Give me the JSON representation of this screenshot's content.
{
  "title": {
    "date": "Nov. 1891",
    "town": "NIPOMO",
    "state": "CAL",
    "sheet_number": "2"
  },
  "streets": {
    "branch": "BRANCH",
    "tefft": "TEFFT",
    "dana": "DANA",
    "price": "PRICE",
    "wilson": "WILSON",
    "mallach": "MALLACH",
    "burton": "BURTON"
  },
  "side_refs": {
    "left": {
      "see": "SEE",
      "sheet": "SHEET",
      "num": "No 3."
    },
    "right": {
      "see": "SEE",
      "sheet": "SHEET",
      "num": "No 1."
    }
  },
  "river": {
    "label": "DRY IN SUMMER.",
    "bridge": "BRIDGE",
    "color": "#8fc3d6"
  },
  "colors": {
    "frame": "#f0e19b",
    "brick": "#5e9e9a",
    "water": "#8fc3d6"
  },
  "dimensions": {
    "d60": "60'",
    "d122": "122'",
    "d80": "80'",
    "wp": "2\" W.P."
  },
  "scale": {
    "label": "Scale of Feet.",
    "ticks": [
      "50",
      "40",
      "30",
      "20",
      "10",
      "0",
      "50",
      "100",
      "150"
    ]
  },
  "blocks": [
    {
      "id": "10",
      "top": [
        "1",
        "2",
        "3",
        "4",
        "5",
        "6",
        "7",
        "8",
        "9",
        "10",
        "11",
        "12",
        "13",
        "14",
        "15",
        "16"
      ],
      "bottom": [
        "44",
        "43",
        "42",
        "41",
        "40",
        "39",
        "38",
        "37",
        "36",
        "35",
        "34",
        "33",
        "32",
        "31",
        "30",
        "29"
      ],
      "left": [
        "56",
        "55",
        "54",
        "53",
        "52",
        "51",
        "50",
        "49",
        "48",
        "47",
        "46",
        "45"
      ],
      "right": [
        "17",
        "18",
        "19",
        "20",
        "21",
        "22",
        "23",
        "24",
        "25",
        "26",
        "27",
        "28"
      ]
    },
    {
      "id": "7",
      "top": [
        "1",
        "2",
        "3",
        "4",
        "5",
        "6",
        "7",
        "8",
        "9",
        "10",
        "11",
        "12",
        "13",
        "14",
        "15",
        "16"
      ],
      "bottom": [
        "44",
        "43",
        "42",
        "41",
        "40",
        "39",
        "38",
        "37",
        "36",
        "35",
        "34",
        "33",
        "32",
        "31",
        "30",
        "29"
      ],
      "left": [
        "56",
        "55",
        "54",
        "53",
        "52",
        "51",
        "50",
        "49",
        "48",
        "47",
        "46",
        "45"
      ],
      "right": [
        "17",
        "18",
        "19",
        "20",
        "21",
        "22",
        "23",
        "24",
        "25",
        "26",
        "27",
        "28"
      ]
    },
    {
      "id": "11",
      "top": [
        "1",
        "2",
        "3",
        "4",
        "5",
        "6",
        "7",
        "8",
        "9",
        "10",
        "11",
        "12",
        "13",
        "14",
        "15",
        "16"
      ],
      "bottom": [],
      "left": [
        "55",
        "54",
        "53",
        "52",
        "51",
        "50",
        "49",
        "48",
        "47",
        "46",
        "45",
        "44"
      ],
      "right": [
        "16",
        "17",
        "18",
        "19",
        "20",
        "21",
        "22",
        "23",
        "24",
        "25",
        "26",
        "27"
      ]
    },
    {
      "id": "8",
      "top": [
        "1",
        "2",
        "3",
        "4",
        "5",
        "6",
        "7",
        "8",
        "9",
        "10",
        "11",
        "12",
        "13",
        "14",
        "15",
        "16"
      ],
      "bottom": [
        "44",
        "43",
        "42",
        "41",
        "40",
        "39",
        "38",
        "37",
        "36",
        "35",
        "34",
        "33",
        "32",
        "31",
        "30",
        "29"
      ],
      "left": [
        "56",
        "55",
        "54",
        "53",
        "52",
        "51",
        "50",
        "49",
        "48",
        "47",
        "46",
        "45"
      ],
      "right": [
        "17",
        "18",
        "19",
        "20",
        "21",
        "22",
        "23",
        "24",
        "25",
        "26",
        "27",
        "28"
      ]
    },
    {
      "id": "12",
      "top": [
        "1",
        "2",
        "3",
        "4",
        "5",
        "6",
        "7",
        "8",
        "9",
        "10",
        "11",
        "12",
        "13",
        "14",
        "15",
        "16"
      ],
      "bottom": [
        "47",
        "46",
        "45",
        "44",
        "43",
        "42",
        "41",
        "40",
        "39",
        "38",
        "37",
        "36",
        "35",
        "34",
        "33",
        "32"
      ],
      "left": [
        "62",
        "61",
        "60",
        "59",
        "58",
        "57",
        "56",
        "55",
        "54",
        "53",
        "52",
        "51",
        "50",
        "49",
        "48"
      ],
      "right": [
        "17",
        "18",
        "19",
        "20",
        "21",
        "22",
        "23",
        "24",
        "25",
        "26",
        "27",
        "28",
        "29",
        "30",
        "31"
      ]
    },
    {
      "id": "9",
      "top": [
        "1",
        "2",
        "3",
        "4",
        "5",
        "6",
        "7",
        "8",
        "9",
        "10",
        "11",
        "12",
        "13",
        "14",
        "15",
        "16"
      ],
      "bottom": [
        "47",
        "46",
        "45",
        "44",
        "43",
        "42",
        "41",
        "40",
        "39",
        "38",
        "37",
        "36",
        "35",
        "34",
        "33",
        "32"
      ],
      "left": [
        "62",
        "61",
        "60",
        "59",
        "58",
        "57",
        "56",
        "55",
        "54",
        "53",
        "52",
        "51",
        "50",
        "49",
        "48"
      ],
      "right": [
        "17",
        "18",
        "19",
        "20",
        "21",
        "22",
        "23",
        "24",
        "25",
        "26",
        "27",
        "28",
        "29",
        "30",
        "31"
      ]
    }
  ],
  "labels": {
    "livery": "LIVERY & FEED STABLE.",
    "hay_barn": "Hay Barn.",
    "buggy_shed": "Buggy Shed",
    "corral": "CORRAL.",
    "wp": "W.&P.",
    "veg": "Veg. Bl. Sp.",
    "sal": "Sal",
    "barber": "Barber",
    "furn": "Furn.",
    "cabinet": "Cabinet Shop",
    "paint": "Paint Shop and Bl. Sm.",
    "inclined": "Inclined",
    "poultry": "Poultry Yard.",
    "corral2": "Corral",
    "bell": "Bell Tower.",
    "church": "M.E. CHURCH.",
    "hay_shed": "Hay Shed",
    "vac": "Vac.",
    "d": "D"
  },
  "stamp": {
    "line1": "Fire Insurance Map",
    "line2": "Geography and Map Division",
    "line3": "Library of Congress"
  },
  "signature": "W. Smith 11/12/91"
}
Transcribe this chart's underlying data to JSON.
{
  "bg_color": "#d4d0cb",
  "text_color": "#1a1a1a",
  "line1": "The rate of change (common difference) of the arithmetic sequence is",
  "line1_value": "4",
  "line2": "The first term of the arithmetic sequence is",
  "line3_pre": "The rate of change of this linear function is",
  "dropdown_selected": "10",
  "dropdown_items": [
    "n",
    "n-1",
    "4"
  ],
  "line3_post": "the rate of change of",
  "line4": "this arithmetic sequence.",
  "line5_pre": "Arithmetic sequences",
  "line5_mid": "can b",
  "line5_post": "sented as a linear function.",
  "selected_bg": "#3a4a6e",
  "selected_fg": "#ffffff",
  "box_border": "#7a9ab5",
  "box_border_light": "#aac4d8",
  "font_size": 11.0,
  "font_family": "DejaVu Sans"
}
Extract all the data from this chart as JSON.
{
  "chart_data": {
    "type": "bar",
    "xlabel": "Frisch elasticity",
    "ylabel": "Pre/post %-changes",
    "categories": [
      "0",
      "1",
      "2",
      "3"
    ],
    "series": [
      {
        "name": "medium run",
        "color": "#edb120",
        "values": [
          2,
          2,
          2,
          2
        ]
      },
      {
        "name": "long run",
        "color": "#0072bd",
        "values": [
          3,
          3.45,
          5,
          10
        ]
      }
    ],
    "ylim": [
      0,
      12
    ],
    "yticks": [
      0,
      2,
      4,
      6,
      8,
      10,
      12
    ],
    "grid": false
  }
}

+ + + + +

> _Directive_
Count each line above in which the string "linear" appears, then state only the total.

> _The output_
2